---- Given data

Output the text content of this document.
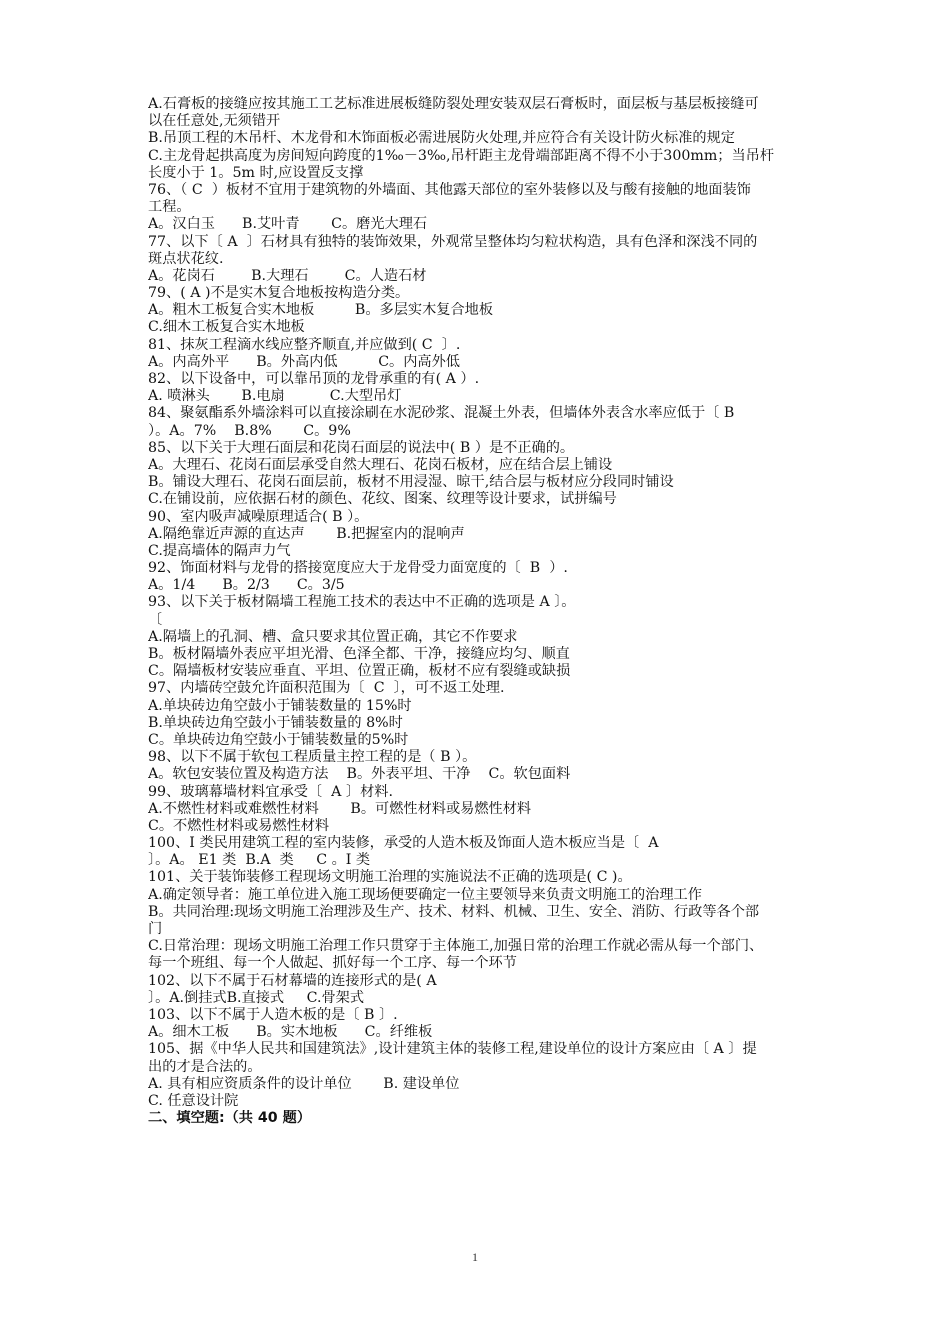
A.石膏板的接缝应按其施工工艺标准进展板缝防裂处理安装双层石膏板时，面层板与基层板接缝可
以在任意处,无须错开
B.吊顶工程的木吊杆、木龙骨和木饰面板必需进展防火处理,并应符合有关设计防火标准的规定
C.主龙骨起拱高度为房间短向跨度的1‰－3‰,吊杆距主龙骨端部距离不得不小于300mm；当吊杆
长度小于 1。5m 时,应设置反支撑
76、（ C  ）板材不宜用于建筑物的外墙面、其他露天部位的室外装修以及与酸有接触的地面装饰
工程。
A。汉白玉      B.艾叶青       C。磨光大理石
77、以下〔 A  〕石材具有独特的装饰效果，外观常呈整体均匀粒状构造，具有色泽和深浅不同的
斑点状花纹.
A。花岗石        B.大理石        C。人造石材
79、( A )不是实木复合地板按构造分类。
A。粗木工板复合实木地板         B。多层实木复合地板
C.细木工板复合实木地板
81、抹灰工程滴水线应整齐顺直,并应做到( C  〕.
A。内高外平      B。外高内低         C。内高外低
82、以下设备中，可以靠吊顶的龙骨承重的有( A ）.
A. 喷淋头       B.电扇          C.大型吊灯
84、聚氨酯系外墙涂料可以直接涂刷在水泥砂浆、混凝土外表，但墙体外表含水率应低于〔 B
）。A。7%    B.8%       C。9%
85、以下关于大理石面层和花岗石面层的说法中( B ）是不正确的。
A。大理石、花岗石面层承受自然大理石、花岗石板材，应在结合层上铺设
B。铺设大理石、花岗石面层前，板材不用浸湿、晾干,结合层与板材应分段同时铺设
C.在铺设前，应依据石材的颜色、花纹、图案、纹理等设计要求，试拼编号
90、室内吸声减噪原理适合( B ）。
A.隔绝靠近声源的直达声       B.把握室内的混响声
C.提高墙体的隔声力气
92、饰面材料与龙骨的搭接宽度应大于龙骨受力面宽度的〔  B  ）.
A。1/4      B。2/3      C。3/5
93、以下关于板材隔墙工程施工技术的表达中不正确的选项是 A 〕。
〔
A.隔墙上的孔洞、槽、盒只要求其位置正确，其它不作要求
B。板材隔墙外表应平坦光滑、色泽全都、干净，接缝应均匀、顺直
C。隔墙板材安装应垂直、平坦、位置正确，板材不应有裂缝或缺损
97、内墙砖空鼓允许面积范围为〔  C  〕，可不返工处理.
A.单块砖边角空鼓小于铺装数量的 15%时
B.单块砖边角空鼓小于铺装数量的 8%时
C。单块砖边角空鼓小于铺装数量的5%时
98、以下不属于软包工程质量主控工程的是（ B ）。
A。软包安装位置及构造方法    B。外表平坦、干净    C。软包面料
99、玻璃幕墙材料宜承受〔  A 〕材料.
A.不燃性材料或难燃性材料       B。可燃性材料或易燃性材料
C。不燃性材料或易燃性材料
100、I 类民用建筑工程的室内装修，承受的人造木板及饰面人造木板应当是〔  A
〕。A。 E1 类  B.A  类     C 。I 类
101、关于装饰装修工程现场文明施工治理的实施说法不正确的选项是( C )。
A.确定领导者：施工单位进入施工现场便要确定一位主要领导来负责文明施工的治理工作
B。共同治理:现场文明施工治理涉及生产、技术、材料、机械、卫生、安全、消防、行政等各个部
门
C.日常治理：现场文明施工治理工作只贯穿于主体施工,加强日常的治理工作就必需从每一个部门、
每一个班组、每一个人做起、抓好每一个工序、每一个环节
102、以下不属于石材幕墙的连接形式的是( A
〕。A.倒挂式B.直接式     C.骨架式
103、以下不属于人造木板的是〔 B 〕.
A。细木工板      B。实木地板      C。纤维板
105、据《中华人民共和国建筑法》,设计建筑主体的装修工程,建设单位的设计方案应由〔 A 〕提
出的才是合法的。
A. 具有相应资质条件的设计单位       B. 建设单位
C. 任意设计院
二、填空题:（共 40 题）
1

--------

**What the task requires:** Set the listing down in full and exactly. Pictures within it should not appear in the copy.

**Exercise answer:**
Output the text content of this document.
A.石膏板的接缝应按其施工工艺标准进展板缝防裂处理安装双层石膏板时，面层板与基层板接缝可
以在任意处,无须错开
B.吊顶工程的木吊杆、木龙骨和木饰面板必需进展防火处理,并应符合有关设计防火标准的规定
C.主龙骨起拱高度为房间短向跨度的1‰－3‰,吊杆距主龙骨端部距离不得不小于300mm；当吊杆
长度小于 1。5m 时,应设置反支撑
76、（ C  ）板材不宜用于建筑物的外墙面、其他露天部位的室外装修以及与酸有接触的地面装饰
工程。
A。汉白玉      B.艾叶青       C。磨光大理石
77、以下〔 A  〕石材具有独特的装饰效果，外观常呈整体均匀粒状构造，具有色泽和深浅不同的
斑点状花纹.
A。花岗石        B.大理石        C。人造石材
79、( A )不是实木复合地板按构造分类。
A。粗木工板复合实木地板         B。多层实木复合地板
C.细木工板复合实木地板
81、抹灰工程滴水线应整齐顺直,并应做到( C  〕.
A。内高外平      B。外高内低         C。内高外低
82、以下设备中，可以靠吊顶的龙骨承重的有( A ）.
A. 喷淋头       B.电扇          C.大型吊灯
84、聚氨酯系外墙涂料可以直接涂刷在水泥砂浆、混凝土外表，但墙体外表含水率应低于〔 B
）。A。7%    B.8%       C。9%
85、以下关于大理石面层和花岗石面层的说法中( B ）是不正确的。
A。大理石、花岗石面层承受自然大理石、花岗石板材，应在结合层上铺设
B。铺设大理石、花岗石面层前，板材不用浸湿、晾干,结合层与板材应分段同时铺设
C.在铺设前，应依据石材的颜色、花纹、图案、纹理等设计要求，试拼编号
90、室内吸声减噪原理适合( B ）。
A.隔绝靠近声源的直达声       B.把握室内的混响声
C.提高墙体的隔声力气
92、饰面材料与龙骨的搭接宽度应大于龙骨受力面宽度的〔  B  ）.
A。1/4      B。2/3      C。3/5
93、以下关于板材隔墙工程施工技术的表达中不正确的选项是 A 〕。
〔
A.隔墙上的孔洞、槽、盒只要求其位置正确，其它不作要求
B。板材隔墙外表应平坦光滑、色泽全都、干净，接缝应均匀、顺直
C。隔墙板材安装应垂直、平坦、位置正确，板材不应有裂缝或缺损
97、内墙砖空鼓允许面积范围为〔  C  〕，可不返工处理.
A.单块砖边角空鼓小于铺装数量的 15%时
B.单块砖边角空鼓小于铺装数量的 8%时
C。单块砖边角空鼓小于铺装数量的5%时
98、以下不属于软包工程质量主控工程的是（ B ）。
A。软包安装位置及构造方法    B。外表平坦、干净    C。软包面料
99、玻璃幕墙材料宜承受〔  A 〕材料.
A.不燃性材料或难燃性材料       B。可燃性材料或易燃性材料
C。不燃性材料或易燃性材料
100、I 类民用建筑工程的室内装修，承受的人造木板及饰面人造木板应当是〔  A
〕。A。 E1 类  B.A  类     C 。I 类
101、关于装饰装修工程现场文明施工治理的实施说法不正确的选项是( C )。
A.确定领导者：施工单位进入施工现场便要确定一位主要领导来负责文明施工的治理工作
B。共同治理:现场文明施工治理涉及生产、技术、材料、机械、卫生、安全、消防、行政等各个部
门
C.日常治理：现场文明施工治理工作只贯穿于主体施工,加强日常的治理工作就必需从每一个部门、
每一个班组、每一个人做起、抓好每一个工序、每一个环节
102、以下不属于石材幕墙的连接形式的是( A
〕。A.倒挂式B.直接式     C.骨架式
103、以下不属于人造木板的是〔 B 〕.
A。细木工板      B。实木地板      C。纤维板
105、据《中华人民共和国建筑法》,设计建筑主体的装修工程,建设单位的设计方案应由〔 A 〕提
出的才是合法的。
A. 具有相应资质条件的设计单位       B. 建设单位
C. 任意设计院
二、填空题:（共 40 题）
1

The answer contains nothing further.